SOURCE MATERIAL:
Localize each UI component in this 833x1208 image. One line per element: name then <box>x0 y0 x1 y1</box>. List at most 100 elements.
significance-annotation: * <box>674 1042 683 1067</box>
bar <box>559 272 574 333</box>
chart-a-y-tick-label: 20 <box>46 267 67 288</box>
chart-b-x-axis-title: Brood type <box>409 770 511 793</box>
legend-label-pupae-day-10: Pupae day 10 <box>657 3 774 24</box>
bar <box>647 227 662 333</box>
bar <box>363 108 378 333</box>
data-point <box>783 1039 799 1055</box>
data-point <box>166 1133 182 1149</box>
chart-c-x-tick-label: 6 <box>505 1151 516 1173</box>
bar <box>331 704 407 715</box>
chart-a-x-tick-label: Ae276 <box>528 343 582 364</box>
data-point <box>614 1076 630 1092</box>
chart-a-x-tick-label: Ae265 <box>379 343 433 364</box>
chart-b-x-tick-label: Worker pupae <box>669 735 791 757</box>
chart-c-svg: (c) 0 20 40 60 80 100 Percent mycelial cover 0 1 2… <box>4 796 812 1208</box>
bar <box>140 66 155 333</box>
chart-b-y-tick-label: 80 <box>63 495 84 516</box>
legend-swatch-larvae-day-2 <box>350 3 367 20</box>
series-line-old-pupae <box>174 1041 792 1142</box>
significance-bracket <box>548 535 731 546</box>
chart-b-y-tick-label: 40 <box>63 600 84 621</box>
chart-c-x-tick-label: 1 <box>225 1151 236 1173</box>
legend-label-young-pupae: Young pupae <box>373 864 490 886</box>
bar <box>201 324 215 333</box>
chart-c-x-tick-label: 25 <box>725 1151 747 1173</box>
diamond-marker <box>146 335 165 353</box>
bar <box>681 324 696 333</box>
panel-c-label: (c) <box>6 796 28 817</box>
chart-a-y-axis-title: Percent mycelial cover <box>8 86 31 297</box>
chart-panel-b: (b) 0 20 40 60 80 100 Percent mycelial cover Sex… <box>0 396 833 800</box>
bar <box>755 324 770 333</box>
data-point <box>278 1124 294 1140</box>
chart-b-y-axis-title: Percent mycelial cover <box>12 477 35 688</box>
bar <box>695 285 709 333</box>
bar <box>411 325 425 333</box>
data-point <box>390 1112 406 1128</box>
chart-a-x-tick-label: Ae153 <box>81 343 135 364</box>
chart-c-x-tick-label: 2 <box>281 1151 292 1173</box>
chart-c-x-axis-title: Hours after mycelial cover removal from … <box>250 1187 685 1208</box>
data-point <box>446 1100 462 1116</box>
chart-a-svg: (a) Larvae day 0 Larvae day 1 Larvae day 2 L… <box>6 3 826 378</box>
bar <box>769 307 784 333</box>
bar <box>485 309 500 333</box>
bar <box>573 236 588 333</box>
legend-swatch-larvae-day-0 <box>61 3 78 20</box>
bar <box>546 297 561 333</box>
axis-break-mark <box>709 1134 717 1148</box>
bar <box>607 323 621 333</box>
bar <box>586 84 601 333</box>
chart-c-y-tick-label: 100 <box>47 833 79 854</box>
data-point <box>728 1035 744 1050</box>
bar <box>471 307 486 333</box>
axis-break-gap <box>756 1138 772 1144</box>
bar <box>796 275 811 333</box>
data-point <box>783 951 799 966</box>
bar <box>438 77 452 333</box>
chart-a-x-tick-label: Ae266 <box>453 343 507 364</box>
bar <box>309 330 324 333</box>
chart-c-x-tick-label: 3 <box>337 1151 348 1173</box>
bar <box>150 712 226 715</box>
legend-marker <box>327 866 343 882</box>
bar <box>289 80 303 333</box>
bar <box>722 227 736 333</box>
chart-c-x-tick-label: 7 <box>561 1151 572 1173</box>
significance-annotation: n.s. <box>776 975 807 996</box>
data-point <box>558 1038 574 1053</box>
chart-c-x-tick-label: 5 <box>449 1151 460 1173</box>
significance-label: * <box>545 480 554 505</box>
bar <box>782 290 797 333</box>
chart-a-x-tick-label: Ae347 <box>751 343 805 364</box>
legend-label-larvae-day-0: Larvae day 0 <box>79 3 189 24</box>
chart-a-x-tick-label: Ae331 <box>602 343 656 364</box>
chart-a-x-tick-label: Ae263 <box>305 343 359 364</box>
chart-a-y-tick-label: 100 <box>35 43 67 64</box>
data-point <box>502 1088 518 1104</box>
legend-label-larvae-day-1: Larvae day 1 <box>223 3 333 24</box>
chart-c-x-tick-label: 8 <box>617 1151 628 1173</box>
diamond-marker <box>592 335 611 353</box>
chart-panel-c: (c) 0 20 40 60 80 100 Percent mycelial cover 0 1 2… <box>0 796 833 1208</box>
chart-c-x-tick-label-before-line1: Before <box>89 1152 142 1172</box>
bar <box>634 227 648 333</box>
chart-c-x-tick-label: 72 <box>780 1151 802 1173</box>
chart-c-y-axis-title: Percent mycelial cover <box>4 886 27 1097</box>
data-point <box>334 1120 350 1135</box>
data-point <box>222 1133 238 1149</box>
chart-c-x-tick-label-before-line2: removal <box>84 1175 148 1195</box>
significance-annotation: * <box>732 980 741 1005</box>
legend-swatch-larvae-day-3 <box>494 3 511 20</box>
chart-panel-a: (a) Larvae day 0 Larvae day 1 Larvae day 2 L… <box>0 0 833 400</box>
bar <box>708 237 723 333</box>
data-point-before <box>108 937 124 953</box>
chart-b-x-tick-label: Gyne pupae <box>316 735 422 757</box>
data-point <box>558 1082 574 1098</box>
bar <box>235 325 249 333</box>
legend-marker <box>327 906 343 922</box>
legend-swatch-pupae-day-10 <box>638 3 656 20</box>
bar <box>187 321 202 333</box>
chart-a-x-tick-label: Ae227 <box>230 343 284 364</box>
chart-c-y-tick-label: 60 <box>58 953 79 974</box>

---

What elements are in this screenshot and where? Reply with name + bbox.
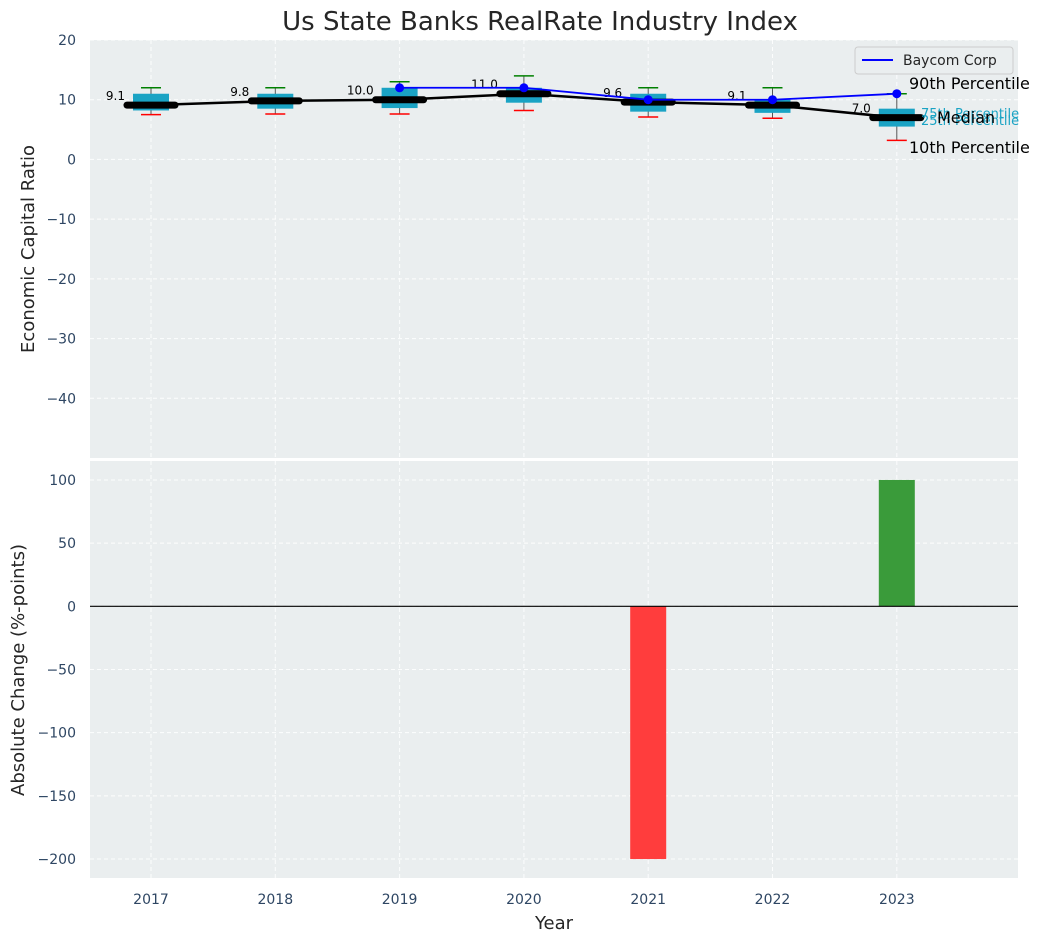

WHAT YOU NEED TO DO: Return every line from the one containing "Localize each UI" through the one containing "chart-a-svg: (a) Larvae", inclusive, reproducing each without change.

CORRECT OUTPUT:
Localize each UI component in this 833x1208 image. One line per element: name then <box>x0 y0 x1 y1</box>. List at most 100 elements.
significance-annotation: * <box>674 1042 683 1067</box>
bar <box>559 272 574 333</box>
chart-a-y-tick-label: 20 <box>46 267 67 288</box>
chart-b-x-axis-title: Brood type <box>409 770 511 793</box>
legend-label-pupae-day-10: Pupae day 10 <box>657 3 774 24</box>
bar <box>647 227 662 333</box>
bar <box>363 108 378 333</box>
data-point <box>783 1039 799 1055</box>
data-point <box>166 1133 182 1149</box>
chart-c-x-tick-label: 6 <box>505 1151 516 1173</box>
bar <box>331 704 407 715</box>
chart-a-x-tick-label: Ae276 <box>528 343 582 364</box>
data-point <box>614 1076 630 1092</box>
chart-a-x-tick-label: Ae265 <box>379 343 433 364</box>
chart-b-x-tick-label: Worker pupae <box>669 735 791 757</box>
chart-c-svg: (c) 0 20 40 60 80 100 Percent mycelial cover 0 1 2… <box>4 796 812 1208</box>
bar <box>140 66 155 333</box>
chart-b-y-tick-label: 80 <box>63 495 84 516</box>
legend-swatch-larvae-day-2 <box>350 3 367 20</box>
series-line-old-pupae <box>174 1041 792 1142</box>
significance-bracket <box>548 535 731 546</box>
chart-b-y-tick-label: 40 <box>63 600 84 621</box>
chart-c-x-tick-label: 1 <box>225 1151 236 1173</box>
legend-label-young-pupae: Young pupae <box>373 864 490 886</box>
bar <box>201 324 215 333</box>
chart-c-x-tick-label: 25 <box>725 1151 747 1173</box>
diamond-marker <box>146 335 165 353</box>
bar <box>681 324 696 333</box>
panel-c-label: (c) <box>6 796 28 817</box>
chart-a-y-axis-title: Percent mycelial cover <box>8 86 31 297</box>
chart-panel-b: (b) 0 20 40 60 80 100 Percent mycelial cover Sex… <box>0 396 833 800</box>
bar <box>755 324 770 333</box>
data-point <box>278 1124 294 1140</box>
chart-b-y-axis-title: Percent mycelial cover <box>12 477 35 688</box>
bar <box>695 285 709 333</box>
bar <box>411 325 425 333</box>
data-point <box>390 1112 406 1128</box>
chart-a-x-tick-label: Ae153 <box>81 343 135 364</box>
chart-c-x-tick-label: 2 <box>281 1151 292 1173</box>
chart-c-x-axis-title: Hours after mycelial cover removal from … <box>250 1187 685 1208</box>
data-point <box>446 1100 462 1116</box>
chart-a-svg: (a) Larvae day 0 Larvae day 1 Larvae day 2 L… <box>6 3 826 378</box>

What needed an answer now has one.